▸ **Work request**
Check each line of the records below and collect those holding "fluids".

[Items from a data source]

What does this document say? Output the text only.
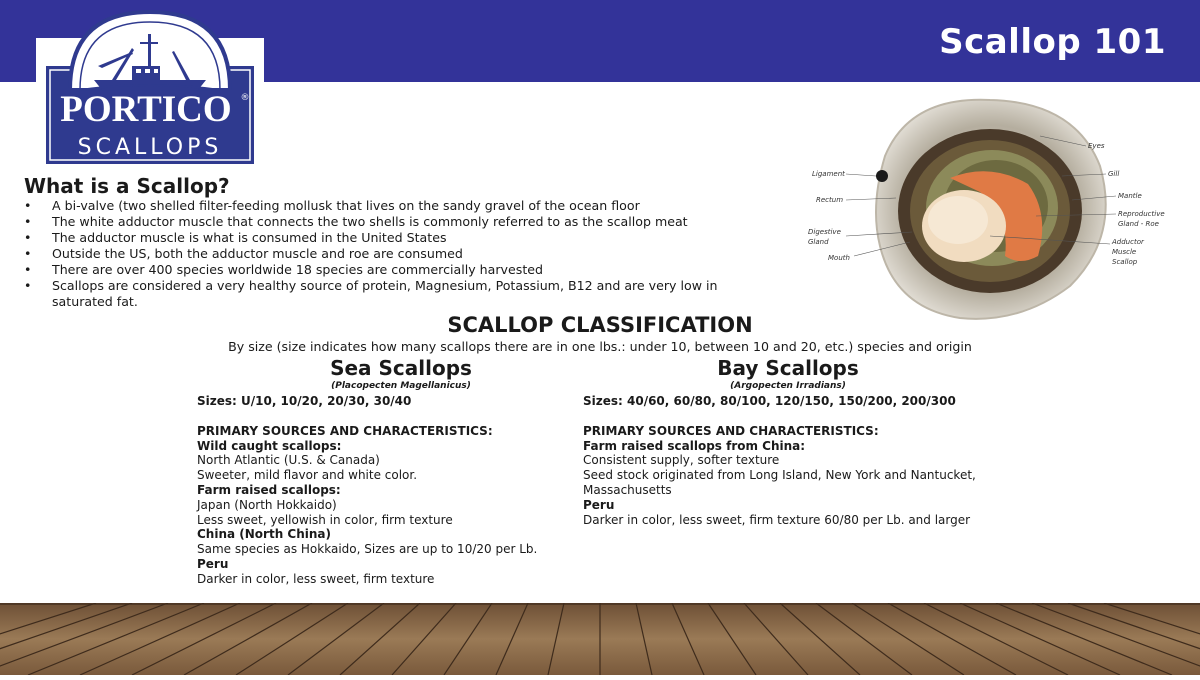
Scallop 101
PORTICO ®
SCALLOPS
What is a Scallop?
• A bi-valve (two shelled filter-feeding mollusk that lives on the sandy gravel of the ocean floor
• The white adductor muscle that connects the two shells is commonly referred to as the scallop meat
• The adductor muscle is what is consumed in the United States
• Outside the US, both the adductor muscle and roe are consumed
• There are over 400 species worldwide 18 species are commercially harvested
• Scallops are considered a very healthy source of protein, Magnesium, Potassium, B12 and are very low in saturated fat.
Eyes
Gill
Mantle
Reproductive
Gland - Roe
Adductor
Muscle
Scallop
Ligament
Rectum
Digestive
Gland
Mouth
SCALLOP CLASSIFICATION
By size (size indicates how many scallops there are in one lbs.: under 10, between 10 and 20, etc.) species and origin
Sea Scallops
(Placopecten Magellanicus)
Sizes: U/10, 10/20, 20/30, 30/40
PRIMARY SOURCES AND CHARACTERISTICS:
Wild caught scallops:
North Atlantic (U.S. & Canada)
Sweeter, mild flavor and white color.
Farm raised scallops:
Japan (North Hokkaido)
Less sweet, yellowish in color, firm texture
China (North China)
Same species as Hokkaido, Sizes are up to 10/20 per Lb.
Peru
Darker in color, less sweet, firm texture
Bay Scallops
(Argopecten Irradians)
Sizes: 40/60, 60/80, 80/100, 120/150, 150/200, 200/300
PRIMARY SOURCES AND CHARACTERISTICS:
Farm raised scallops from China:
Consistent supply, softer texture
Seed stock originated from Long Island, New York and Nantucket,
Massachusetts
Peru
Darker in color, less sweet, firm texture 60/80 per Lb. and larger
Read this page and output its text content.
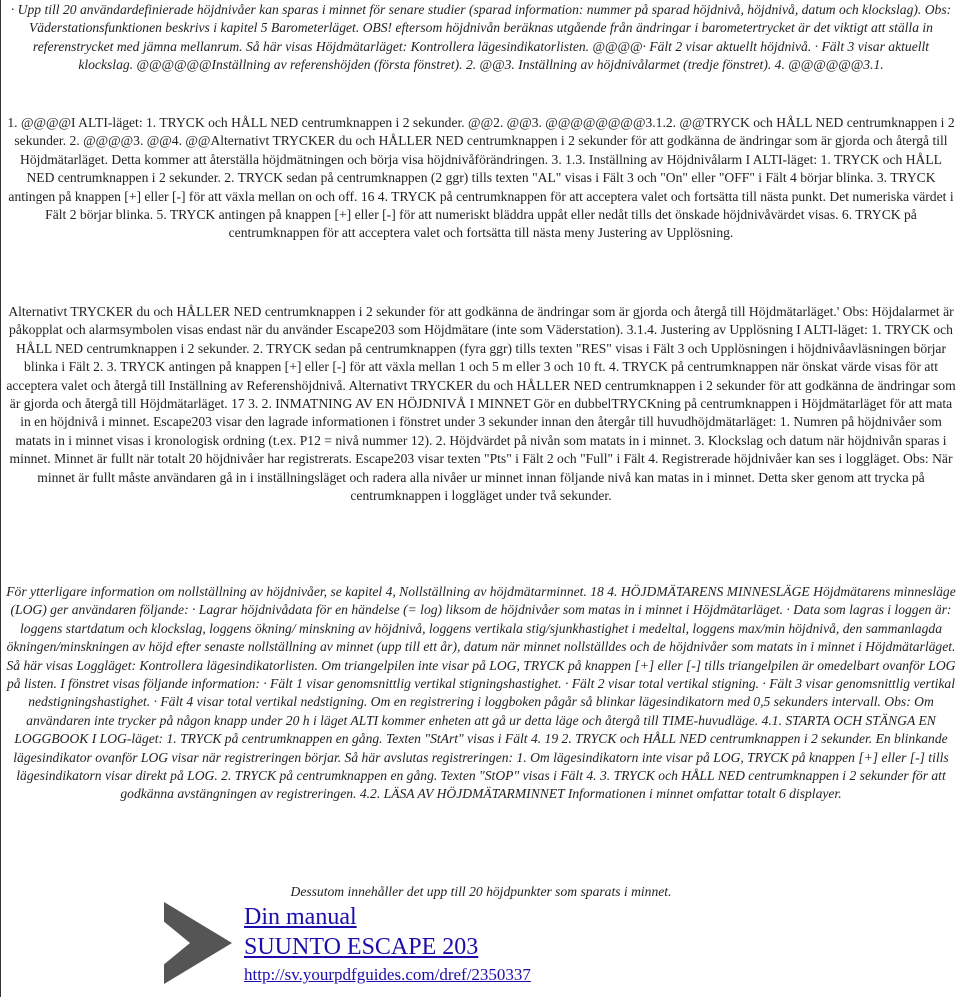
· Upp till 20 användardefinierade höjdnivåer kan sparas i minnet för senare studier (sparad information: nummer på sparad höjdnivå, höjdnivå, datum och klockslag). Obs: Väderstationsfunktionen beskrivs i kapitel 5 Barometerläget. OBS! eftersom höjdnivån beräknas utgående från ändringar i barometertrycket är det viktigt att ställa in referenstrycket med jämna mellanrum. Så här visas Höjdmätarläget: Kontrollera lägesindikatorlisten. @@@@· Fält 2 visar aktuellt höjdnivå. · Fält 3 visar aktuellt klockslag. @@@@@@Inställning av referenshöjden (första fönstret). 2. @@3. Inställning av höjdnivålarmet (tredje fönstret). 4. @@@@@@3.1.

1. @@@@I ALTI-läget: 1. TRYCK och HÅLL NED centrumknappen i 2 sekunder. @@2. @@3. @@@@@@@@3.1.2. @@TRYCK och HÅLL NED centrumknappen i 2 sekunder. 2. @@@@3. @@4. @@Alternativt TRYCKER du och HÅLLER NED centrumknappen i 2 sekunder för att godkänna de ändringar som är gjorda och återgå till Höjdmätarläget. Detta kommer att återställa höjdmätningen och börja visa höjdnivåförändringen. 3. 1.3. Inställning av Höjdnivålarm I ALTI-läget: 1. TRYCK och HÅLL NED centrumknappen i 2 sekunder. 2. TRYCK sedan på centrumknappen (2 ggr) tills texten "AL" visas i Fält 3 och "On" eller "OFF" i Fält 4 börjar blinka. 3. TRYCK antingen på knappen [+] eller [-] för att växla mellan on och off. 16 4. TRYCK på centrumknappen för att acceptera valet och fortsätta till nästa punkt. Det numeriska värdet i Fält 2 börjar blinka. 5. TRYCK antingen på knappen [+] eller [-] för att numeriskt bläddra uppåt eller nedåt tills det önskade höjdnivåvärdet visas. 6. TRYCK på centrumknappen för att acceptera valet och fortsätta till nästa meny Justering av Upplösning.

Alternativt TRYCKER du och HÅLLER NED centrumknappen i 2 sekunder för att godkänna de ändringar som är gjorda och återgå till Höjdmätarläget.' Obs: Höjdalarmet är påkopplat och alarmsymbolen visas endast när du använder Escape203 som Höjdmätare (inte som Väderstation). 3.1.4. Justering av Upplösning I ALTI-läget: 1. TRYCK och HÅLL NED centrumknappen i 2 sekunder. 2. TRYCK sedan på centrumknappen (fyra ggr) tills texten "RES" visas i Fält 3 och Upplösningen i höjdnivåavläsningen börjar blinka i Fält 2. 3. TRYCK antingen på knappen [+] eller [-] för att växla mellan 1 och 5 m eller 3 och 10 ft. 4. TRYCK på centrumknappen när önskat värde visas för att acceptera valet och återgå till Inställning av Referenshöjdnivå. Alternativt TRYCKER du och HÅLLER NED centrumknappen i 2 sekunder för att godkänna de ändringar som är gjorda och återgå till Höjdmätarläget. 17 3. 2. INMATNING AV EN HÖJDNIVÅ I MINNET Gör en dubbelTRYCKning på centrumknappen i Höjdmätarläget för att mata in en höjdnivå i minnet. Escape203 visar den lagrade informationen i fönstret under 3 sekunder innan den återgår till huvudhöjdmätarläget: 1. Numren på höjdnivåer som matats in i minnet visas i kronologisk ordning (t.ex. P12 = nivå nummer 12). 2. Höjdvärdet på nivån som matats in i minnet. 3. Klockslag och datum när höjdnivån sparas i minnet. Minnet är fullt när totalt 20 höjdnivåer har registrerats. Escape203 visar texten "Pts" i Fält 2 och "Full" i Fält 4. Registrerade höjdnivåer kan ses i loggläget. Obs: När minnet är fullt måste användaren gå in i inställningsläget och radera alla nivåer ur minnet innan följande nivå kan matas in i minnet. Detta sker genom att trycka på centrumknappen i loggläget under två sekunder.

För ytterligare information om nollställning av höjdnivåer, se kapitel 4, Nollställning av höjdmätarminnet. 18 4. HÖJDMÄTARENS MINNESLÄGE Höjdmätarens minnesläge (LOG) ger användaren följande: · Lagrar höjdnivådata för en händelse (= log) liksom de höjdnivåer som matas in i minnet i Höjdmätarläget. · Data som lagras i loggen är: loggens startdatum och klockslag, loggens ökning/ minskning av höjdnivå, loggens vertikala stig/sjunkhastighet i medeltal, loggens max/min höjdnivå, den sammanlagda ökningen/minskningen av höjd efter senaste nollställning av minnet (upp till ett år), datum när minnet nollställdes och de höjdnivåer som matats in i minnet i Höjdmätarläget. Så här visas Loggläget: Kontrollera lägesindikatorlisten. Om triangelpilen inte visar på LOG, TRYCK på knappen [+] eller [-] tills triangelpilen är omedelbart ovanför LOG på listen. I fönstret visas följande information: · Fält 1 visar genomsnittlig vertikal stigningshastighet. · Fält 2 visar total vertikal stigning. · Fält 3 visar genomsnittlig vertikal nedstigningshastighet. · Fält 4 visar total vertikal nedstigning. Om en registrering i loggboken pågår så blinkar lägesindikatorn med 0,5 sekunders intervall. Obs: Om användaren inte trycker på någon knapp under 20 h i läget ALTI kommer enheten att gå ur detta läge och återgå till TIME-huvudläge. 4.1. STARTA OCH STÄNGA EN LOGGBOOK I LOG-läget: 1. TRYCK på centrumknappen en gång. Texten "StArt" visas i Fält 4. 19 2. TRYCK och HÅLL NED centrumknappen i 2 sekunder. En blinkande lägesindikator ovanför LOG visar när registreringen börjar. Så här avslutas registreringen: 1. Om lägesindikatorn inte visar på LOG, TRYCK på knappen [+] eller [-] tills lägesindikatorn visar direkt på LOG. 2. TRYCK på centrumknappen en gång. Texten "StOP" visas i Fält 4. 3. TRYCK och HÅLL NED centrumknappen i 2 sekunder för att godkänna avstängningen av registreringen. 4.2. LÄSA AV HÖJDMÄTARMINNET Informationen i minnet omfattar totalt 6 displayer.

Dessutom innehåller det upp till 20 höjdpunkter som sparats i minnet.

Din manual
SUUNTO ESCAPE 203
http://sv.yourpdfguides.com/dref/2350337
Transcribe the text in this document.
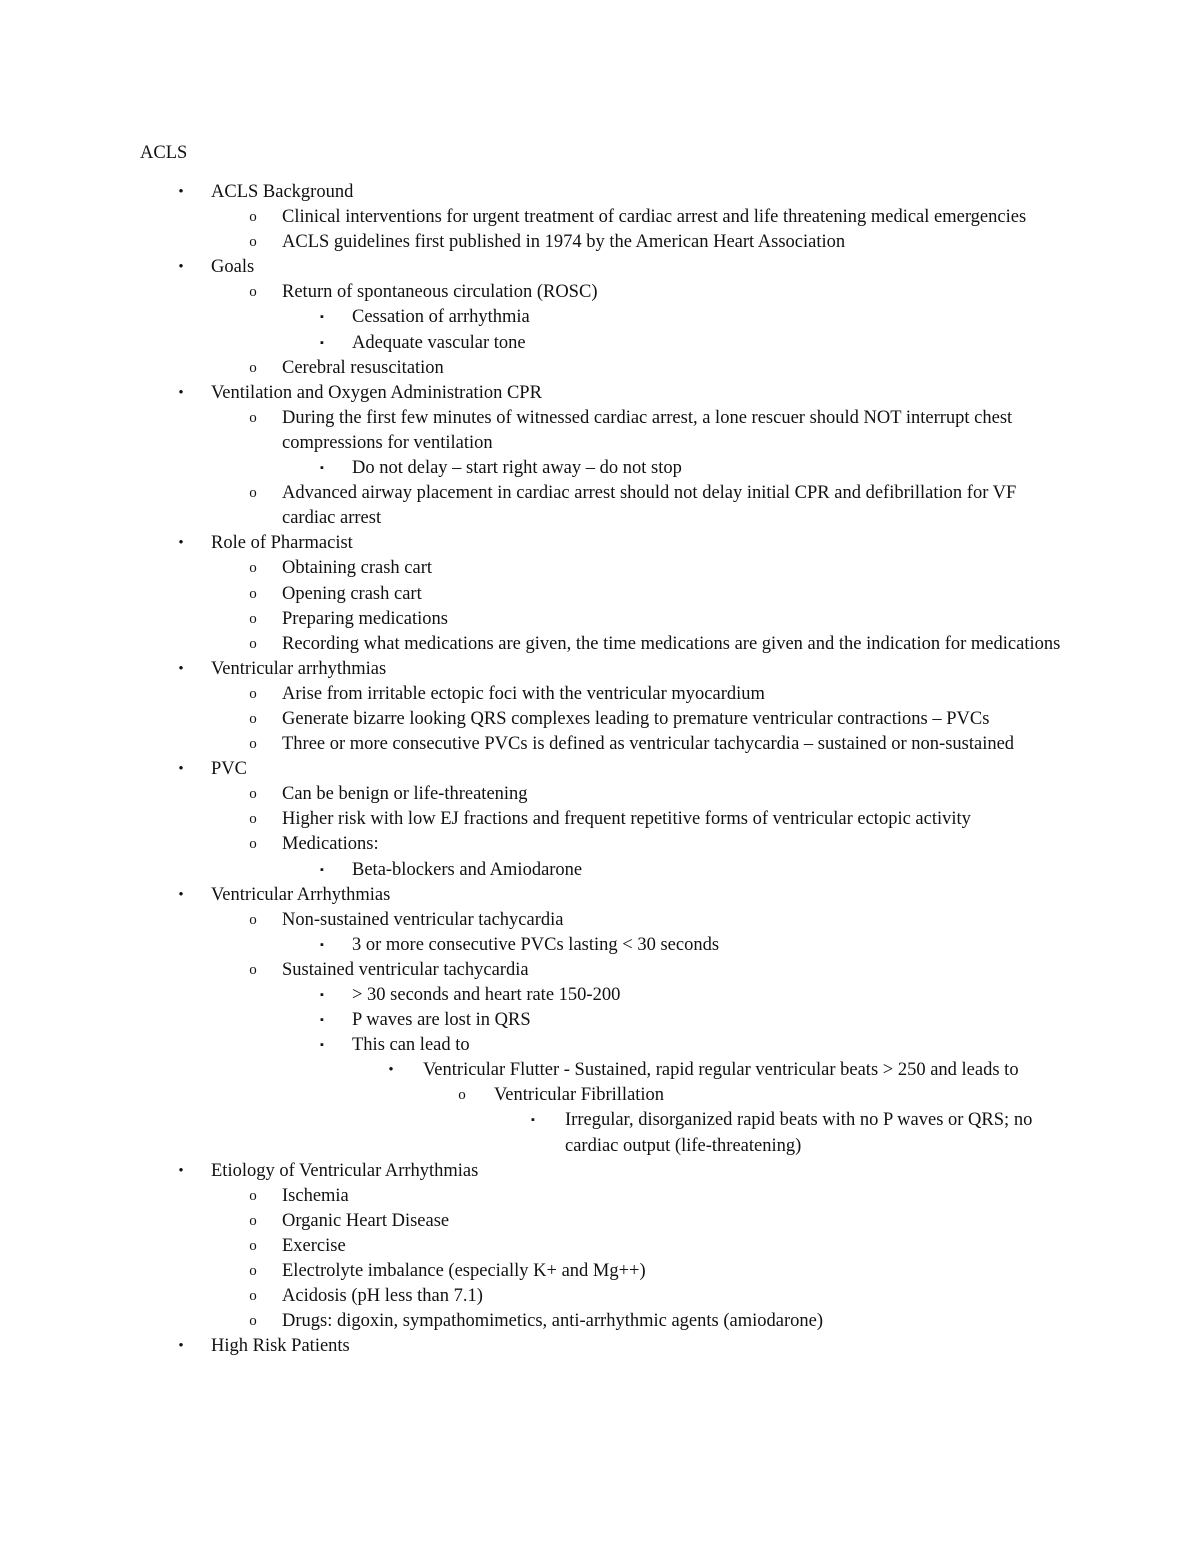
ACLS
•	ACLS Background
o	Clinical interventions for urgent treatment of cardiac arrest and life threatening medical emergencies
o	ACLS guidelines first published in 1974 by the American Heart Association
•	Goals
o	Return of spontaneous circulation (ROSC)
▪	Cessation of arrhythmia
▪	Adequate vascular tone
o	Cerebral resuscitation
•	Ventilation and Oxygen Administration CPR
o	During the first few minutes of witnessed cardiac arrest, a lone rescuer should NOT interrupt chest compressions for ventilation
▪	Do not delay – start right away – do not stop
o	Advanced airway placement in cardiac arrest should not delay initial CPR and defibrillation for VF cardiac arrest
•	Role of Pharmacist
o	Obtaining crash cart
o	Opening crash cart
o	Preparing medications
o	Recording what medications are given, the time medications are given and the indication for medications
•	Ventricular arrhythmias
o	Arise from irritable ectopic foci with the ventricular myocardium
o	Generate bizarre looking QRS complexes leading to premature ventricular contractions – PVCs
o	Three or more consecutive PVCs is defined as ventricular tachycardia – sustained or non-sustained
•	PVC
o	Can be benign or life-threatening
o	Higher risk with low EJ fractions and frequent repetitive forms of ventricular ectopic activity
o	Medications:
▪	Beta-blockers and Amiodarone
•	Ventricular Arrhythmias
o	Non-sustained ventricular tachycardia
▪	3 or more consecutive PVCs lasting < 30 seconds
o	Sustained ventricular tachycardia
▪	> 30 seconds and heart rate 150-200
▪	P waves are lost in QRS
▪	This can lead to
•	Ventricular Flutter - Sustained, rapid regular ventricular beats > 250 and leads to
o	Ventricular Fibrillation
▪	Irregular, disorganized rapid beats with no P waves or QRS; no cardiac output (life-threatening)
•	Etiology of Ventricular Arrhythmias
o	Ischemia
o	Organic Heart Disease
o	Exercise
o	Electrolyte imbalance (especially K+ and Mg++)
o	Acidosis (pH less than 7.1)
o	Drugs: digoxin, sympathomimetics, anti-arrhythmic agents (amiodarone)
•	High Risk Patients
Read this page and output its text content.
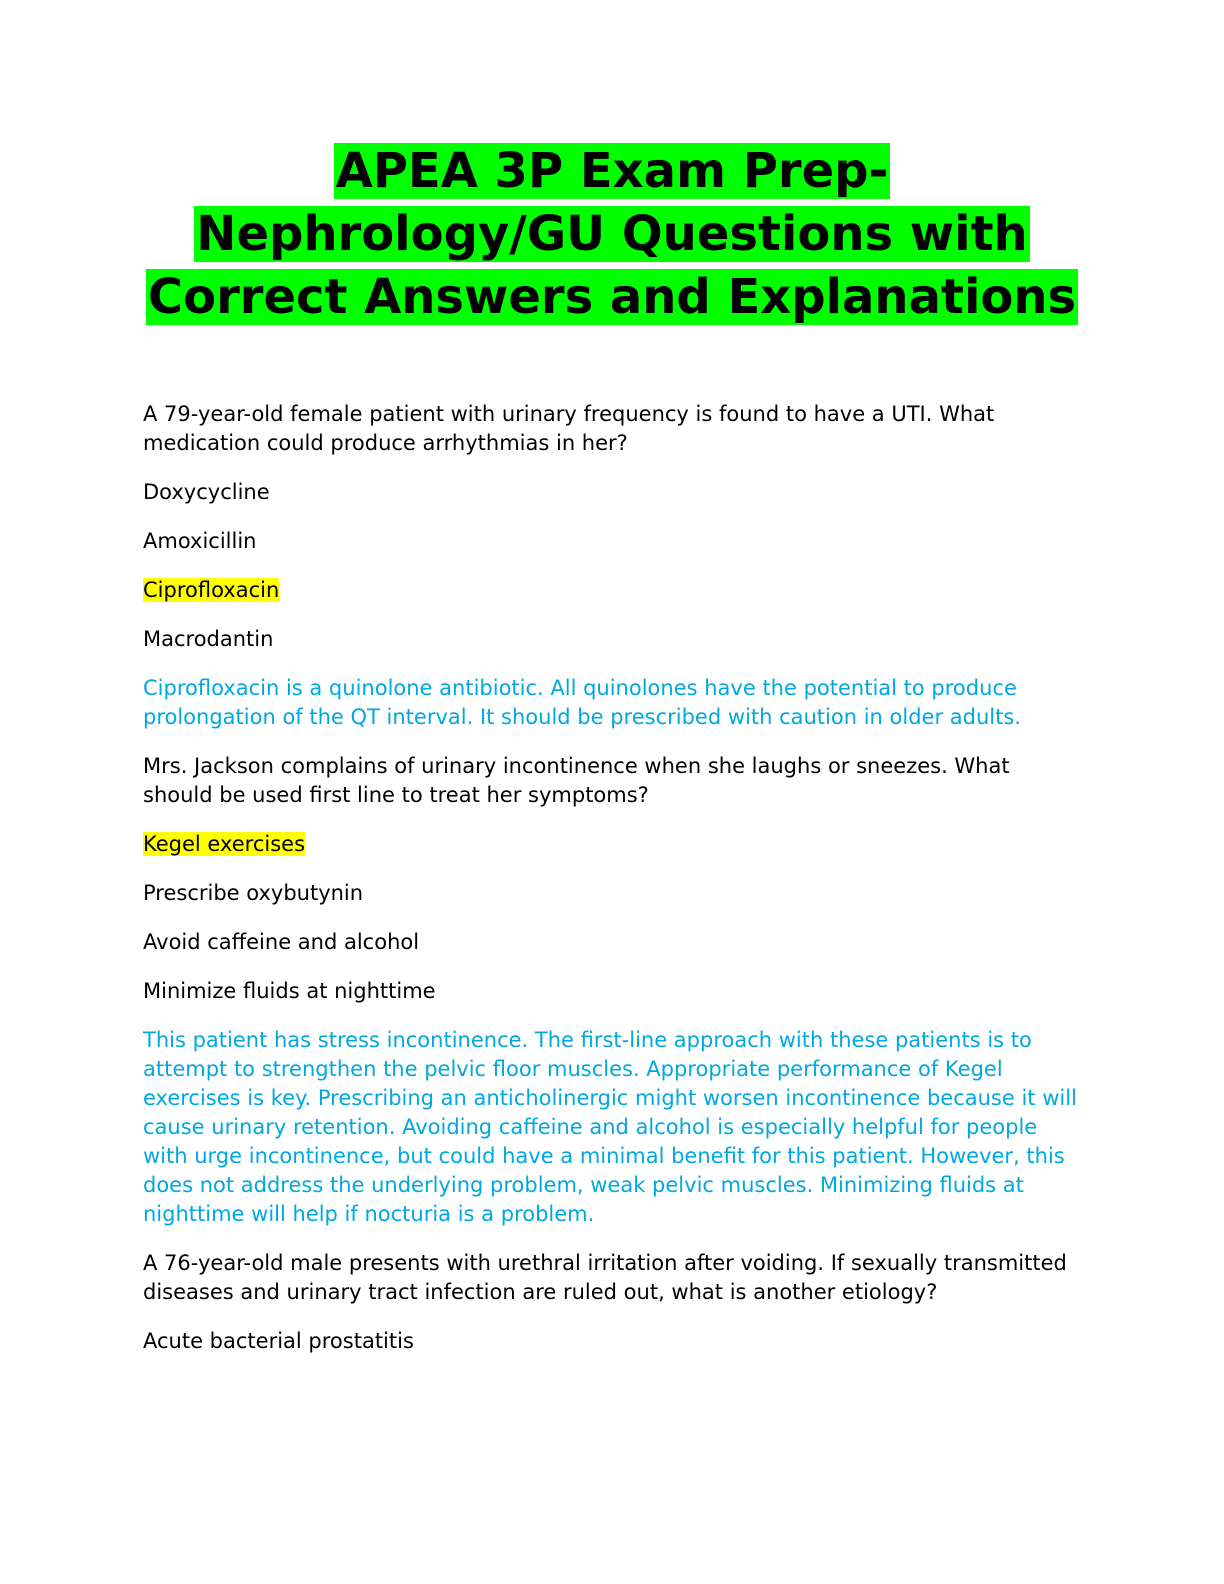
APEA 3P Exam Prep-
Nephrology/GU Questions with
Correct Answers and Explanations

A 79-year-old female patient with urinary frequency is found to have a UTI. What medication could produce arrhythmias in her?

Doxycycline

Amoxicillin

Ciprofloxacin

Macrodantin

Ciprofloxacin is a quinolone antibiotic. All quinolones have the potential to produce prolongation of the QT interval. It should be prescribed with caution in older adults.

Mrs. Jackson complains of urinary incontinence when she laughs or sneezes. What should be used first line to treat her symptoms?

Kegel exercises

Prescribe oxybutynin

Avoid caffeine and alcohol

Minimize fluids at nighttime

This patient has stress incontinence. The first-line approach with these patients is to attempt to strengthen the pelvic floor muscles. Appropriate performance of Kegel exercises is key. Prescribing an anticholinergic might worsen incontinence because it will cause urinary retention. Avoiding caffeine and alcohol is especially helpful for people with urge incontinence, but could have a minimal benefit for this patient. However, this does not address the underlying problem, weak pelvic muscles. Minimizing fluids at nighttime will help if nocturia is a problem.

A 76-year-old male presents with urethral irritation after voiding. If sexually transmitted diseases and urinary tract infection are ruled out, what is another etiology?

Acute bacterial prostatitis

▸ **Output of the task**
Minimize fluids at nighttime
This patient has stress incontinence. The first-line approach with these patients is to attempt to strengthen the pelvic floor muscles. Appropriate performance of Kegel exercises is key. Prescribing an anticholinergic might worsen incontinence because it will cause urinary retention. Avoiding caffeine and alcohol is especially helpful for people with urge incontinence, but could have a minimal benefit for this patient. However, this does not address the underlying problem, weak pelvic muscles. Minimizing fluids at nighttime will help if nocturia is a problem.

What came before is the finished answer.